### SOURCE DATA

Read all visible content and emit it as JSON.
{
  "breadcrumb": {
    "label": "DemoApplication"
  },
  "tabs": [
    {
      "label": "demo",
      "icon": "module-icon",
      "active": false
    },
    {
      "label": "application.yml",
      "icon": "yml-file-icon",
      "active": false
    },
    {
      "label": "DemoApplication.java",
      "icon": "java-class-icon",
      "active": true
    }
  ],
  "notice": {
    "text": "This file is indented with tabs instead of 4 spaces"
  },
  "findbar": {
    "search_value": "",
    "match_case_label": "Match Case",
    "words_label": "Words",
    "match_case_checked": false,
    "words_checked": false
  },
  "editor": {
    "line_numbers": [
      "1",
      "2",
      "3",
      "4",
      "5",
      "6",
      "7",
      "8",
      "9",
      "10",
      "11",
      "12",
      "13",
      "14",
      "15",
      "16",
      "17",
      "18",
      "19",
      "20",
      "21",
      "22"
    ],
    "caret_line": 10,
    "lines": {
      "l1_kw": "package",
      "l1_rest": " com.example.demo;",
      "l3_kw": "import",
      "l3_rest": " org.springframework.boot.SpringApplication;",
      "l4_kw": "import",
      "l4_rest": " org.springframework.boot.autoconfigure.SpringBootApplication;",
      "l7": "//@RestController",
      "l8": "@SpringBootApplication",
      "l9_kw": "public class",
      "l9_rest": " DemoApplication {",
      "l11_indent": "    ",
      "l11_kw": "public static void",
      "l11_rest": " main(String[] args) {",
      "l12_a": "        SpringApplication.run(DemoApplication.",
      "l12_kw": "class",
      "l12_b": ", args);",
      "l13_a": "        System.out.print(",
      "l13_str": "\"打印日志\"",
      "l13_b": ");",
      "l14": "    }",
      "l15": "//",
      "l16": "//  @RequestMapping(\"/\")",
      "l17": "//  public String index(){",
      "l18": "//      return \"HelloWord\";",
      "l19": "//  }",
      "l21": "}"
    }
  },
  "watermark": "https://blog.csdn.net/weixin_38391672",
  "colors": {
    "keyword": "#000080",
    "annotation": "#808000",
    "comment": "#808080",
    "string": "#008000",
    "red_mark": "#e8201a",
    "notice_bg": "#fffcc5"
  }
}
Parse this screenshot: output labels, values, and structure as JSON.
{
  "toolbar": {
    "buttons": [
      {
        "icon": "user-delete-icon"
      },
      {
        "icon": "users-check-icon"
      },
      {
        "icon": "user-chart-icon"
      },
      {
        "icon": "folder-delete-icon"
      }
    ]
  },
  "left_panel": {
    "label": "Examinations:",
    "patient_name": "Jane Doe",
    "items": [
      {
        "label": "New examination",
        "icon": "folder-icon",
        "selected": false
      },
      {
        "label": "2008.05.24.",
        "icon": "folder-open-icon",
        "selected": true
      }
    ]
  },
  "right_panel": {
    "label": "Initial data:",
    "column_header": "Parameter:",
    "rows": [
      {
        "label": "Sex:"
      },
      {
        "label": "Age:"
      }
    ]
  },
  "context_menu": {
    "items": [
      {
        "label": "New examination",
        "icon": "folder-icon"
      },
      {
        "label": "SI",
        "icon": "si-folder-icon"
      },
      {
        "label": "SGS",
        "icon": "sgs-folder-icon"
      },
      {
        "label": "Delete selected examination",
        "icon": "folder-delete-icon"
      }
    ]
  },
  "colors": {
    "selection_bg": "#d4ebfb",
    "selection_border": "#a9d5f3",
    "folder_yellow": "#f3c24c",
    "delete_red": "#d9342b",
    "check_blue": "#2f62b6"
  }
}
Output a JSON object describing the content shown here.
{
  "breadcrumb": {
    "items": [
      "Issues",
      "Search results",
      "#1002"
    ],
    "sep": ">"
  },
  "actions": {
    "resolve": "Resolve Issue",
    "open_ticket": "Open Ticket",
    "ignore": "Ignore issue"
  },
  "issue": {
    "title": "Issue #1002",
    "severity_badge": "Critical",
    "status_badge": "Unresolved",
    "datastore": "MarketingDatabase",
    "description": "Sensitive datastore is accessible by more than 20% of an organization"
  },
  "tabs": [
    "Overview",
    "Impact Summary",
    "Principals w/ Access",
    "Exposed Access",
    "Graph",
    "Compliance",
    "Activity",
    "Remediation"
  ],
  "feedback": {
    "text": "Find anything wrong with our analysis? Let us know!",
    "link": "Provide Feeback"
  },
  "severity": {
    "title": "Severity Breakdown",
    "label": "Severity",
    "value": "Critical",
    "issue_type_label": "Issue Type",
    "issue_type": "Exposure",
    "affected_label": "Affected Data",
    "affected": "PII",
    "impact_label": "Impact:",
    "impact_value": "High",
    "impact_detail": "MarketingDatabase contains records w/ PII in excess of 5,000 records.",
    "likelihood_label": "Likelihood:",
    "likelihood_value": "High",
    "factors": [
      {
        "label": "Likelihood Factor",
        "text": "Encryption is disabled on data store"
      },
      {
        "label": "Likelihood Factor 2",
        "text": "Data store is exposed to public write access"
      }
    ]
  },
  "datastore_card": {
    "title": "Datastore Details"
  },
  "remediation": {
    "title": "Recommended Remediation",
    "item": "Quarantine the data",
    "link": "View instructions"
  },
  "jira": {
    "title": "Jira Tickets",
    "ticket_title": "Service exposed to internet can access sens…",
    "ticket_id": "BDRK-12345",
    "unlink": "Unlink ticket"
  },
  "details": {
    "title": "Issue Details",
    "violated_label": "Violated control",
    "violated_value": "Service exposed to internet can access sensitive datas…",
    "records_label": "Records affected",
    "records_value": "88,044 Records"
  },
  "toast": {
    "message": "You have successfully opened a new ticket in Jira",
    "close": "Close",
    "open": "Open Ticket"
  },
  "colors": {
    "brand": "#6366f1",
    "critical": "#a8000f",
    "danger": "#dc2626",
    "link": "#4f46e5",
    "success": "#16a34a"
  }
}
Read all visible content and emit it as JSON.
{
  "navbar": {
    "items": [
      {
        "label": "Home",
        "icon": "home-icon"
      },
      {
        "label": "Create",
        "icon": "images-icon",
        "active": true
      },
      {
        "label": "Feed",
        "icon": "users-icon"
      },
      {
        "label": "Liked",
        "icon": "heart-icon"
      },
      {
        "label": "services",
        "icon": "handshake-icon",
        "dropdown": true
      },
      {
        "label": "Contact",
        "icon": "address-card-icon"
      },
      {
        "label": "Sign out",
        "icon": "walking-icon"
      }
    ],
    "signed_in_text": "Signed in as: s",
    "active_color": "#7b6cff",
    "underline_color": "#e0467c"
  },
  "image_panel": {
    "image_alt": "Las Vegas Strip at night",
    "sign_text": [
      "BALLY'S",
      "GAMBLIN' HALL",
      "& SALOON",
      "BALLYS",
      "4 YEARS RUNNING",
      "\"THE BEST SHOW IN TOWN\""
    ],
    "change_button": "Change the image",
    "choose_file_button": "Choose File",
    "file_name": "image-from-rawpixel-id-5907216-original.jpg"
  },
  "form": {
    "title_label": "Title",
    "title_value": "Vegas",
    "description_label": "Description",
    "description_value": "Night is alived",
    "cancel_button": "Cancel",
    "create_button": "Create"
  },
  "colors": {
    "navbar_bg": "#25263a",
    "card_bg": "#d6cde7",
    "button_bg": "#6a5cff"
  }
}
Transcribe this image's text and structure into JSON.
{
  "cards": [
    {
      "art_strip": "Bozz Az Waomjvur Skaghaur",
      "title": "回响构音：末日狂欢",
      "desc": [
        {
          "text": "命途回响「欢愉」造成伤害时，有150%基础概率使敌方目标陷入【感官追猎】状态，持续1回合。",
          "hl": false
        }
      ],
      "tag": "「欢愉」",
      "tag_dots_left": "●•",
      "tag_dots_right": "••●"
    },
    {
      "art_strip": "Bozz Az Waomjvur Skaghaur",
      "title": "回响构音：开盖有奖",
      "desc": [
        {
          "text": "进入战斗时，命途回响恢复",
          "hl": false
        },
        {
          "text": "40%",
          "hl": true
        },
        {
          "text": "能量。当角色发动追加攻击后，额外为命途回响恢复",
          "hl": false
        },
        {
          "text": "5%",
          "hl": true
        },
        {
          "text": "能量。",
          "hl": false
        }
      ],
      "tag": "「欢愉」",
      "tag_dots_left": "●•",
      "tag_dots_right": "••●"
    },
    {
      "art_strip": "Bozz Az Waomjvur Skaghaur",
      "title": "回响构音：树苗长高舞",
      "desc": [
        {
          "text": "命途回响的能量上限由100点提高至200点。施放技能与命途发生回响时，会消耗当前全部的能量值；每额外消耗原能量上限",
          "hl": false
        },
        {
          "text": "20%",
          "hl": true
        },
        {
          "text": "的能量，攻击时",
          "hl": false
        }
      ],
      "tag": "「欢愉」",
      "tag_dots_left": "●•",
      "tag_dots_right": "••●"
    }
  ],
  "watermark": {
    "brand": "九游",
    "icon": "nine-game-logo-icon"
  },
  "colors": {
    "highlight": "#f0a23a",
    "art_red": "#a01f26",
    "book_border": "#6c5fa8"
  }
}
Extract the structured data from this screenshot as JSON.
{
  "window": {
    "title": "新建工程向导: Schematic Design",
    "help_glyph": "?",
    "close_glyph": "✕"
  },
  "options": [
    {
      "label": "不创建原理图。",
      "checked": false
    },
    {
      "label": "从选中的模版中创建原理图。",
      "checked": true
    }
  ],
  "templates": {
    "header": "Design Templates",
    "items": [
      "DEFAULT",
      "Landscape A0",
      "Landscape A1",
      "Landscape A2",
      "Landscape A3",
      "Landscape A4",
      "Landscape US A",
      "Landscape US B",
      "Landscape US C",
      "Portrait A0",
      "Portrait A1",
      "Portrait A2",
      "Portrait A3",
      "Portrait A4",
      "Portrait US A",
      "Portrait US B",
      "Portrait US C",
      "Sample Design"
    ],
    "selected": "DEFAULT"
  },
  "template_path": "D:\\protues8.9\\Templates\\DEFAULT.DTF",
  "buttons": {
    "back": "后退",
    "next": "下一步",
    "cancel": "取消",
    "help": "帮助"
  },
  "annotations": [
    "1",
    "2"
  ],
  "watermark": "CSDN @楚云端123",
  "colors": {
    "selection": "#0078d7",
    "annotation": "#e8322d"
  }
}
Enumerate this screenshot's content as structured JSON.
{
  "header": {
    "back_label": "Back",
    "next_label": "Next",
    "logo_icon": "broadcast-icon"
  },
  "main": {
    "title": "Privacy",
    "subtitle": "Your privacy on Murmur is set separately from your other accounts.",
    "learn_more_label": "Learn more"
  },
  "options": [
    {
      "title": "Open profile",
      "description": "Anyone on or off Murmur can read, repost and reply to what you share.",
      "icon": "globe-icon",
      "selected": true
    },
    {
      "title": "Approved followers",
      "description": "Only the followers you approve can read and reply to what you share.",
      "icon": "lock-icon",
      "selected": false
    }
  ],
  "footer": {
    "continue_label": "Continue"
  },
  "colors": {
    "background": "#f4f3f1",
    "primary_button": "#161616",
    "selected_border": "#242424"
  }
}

### EXERCISE TASK
Look through the lines above and collect those with the word "springframework".

### REPLY
      "l3_rest": " org.springframework.boot.SpringApplication;",
      "l4_rest": " org.springframework.boot.autoconfigure.SpringBootApplication;",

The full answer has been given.